**TO DO:** Filter the entries that follow, copying every line in which the word "into" appears.
+++ INPUT +++
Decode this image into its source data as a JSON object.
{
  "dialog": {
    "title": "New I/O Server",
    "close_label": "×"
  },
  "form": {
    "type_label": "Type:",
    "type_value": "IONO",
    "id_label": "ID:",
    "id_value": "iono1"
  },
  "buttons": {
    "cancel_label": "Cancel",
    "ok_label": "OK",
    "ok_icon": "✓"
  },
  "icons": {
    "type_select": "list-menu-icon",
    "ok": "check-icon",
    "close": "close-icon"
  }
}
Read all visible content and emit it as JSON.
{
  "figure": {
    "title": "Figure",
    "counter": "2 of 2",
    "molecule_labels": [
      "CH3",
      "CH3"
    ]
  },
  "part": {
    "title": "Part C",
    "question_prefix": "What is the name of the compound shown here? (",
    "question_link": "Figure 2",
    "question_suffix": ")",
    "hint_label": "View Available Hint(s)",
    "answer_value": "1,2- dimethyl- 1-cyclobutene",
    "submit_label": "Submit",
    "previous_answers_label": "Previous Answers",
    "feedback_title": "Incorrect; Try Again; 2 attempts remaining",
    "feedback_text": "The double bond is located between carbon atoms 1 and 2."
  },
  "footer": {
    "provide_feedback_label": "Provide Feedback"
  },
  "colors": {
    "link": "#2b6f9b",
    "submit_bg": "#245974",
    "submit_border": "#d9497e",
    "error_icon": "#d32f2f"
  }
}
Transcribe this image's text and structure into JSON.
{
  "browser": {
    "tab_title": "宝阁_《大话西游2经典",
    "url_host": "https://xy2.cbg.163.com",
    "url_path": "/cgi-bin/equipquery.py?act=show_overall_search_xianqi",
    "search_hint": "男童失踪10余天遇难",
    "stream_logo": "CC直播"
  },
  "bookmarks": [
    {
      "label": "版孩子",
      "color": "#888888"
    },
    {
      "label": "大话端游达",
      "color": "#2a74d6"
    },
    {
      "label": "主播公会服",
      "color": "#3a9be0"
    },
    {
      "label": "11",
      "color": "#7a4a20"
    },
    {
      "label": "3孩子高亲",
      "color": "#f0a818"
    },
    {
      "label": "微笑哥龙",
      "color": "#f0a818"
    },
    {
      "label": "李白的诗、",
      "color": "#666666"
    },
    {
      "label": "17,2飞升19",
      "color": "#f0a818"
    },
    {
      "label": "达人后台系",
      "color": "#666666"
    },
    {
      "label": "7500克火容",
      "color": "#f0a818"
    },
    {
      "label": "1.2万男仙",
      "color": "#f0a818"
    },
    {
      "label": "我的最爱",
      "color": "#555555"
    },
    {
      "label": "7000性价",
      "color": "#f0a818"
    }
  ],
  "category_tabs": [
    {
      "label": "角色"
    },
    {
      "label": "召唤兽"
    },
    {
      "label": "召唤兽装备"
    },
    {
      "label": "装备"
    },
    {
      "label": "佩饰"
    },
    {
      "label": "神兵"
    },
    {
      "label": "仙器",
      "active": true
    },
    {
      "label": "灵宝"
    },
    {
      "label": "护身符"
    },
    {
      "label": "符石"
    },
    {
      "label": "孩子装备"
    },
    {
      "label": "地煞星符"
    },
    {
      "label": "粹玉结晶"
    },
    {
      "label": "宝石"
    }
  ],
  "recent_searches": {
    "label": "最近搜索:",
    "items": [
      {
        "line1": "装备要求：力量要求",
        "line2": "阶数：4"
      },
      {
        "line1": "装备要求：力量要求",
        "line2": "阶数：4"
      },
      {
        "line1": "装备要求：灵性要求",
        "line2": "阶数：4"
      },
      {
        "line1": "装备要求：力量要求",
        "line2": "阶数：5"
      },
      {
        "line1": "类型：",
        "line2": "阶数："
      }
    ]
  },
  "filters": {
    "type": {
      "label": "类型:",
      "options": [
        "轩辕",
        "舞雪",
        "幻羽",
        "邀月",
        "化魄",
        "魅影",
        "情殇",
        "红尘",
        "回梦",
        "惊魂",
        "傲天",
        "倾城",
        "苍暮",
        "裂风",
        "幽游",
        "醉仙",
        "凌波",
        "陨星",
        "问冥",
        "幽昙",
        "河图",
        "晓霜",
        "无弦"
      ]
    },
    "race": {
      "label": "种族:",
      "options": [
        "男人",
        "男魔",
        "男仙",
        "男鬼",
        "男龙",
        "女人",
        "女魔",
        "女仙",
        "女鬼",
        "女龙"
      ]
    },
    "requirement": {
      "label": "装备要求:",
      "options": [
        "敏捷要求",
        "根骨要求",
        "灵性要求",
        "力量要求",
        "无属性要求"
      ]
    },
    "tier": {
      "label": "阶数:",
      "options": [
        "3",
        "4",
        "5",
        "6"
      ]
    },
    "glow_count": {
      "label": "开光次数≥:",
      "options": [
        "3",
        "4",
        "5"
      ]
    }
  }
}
+++
**EXPECTED OUTPUT:**
Decode this image into its source data as a JSON object.
Transcribe this image's text and structure into JSON.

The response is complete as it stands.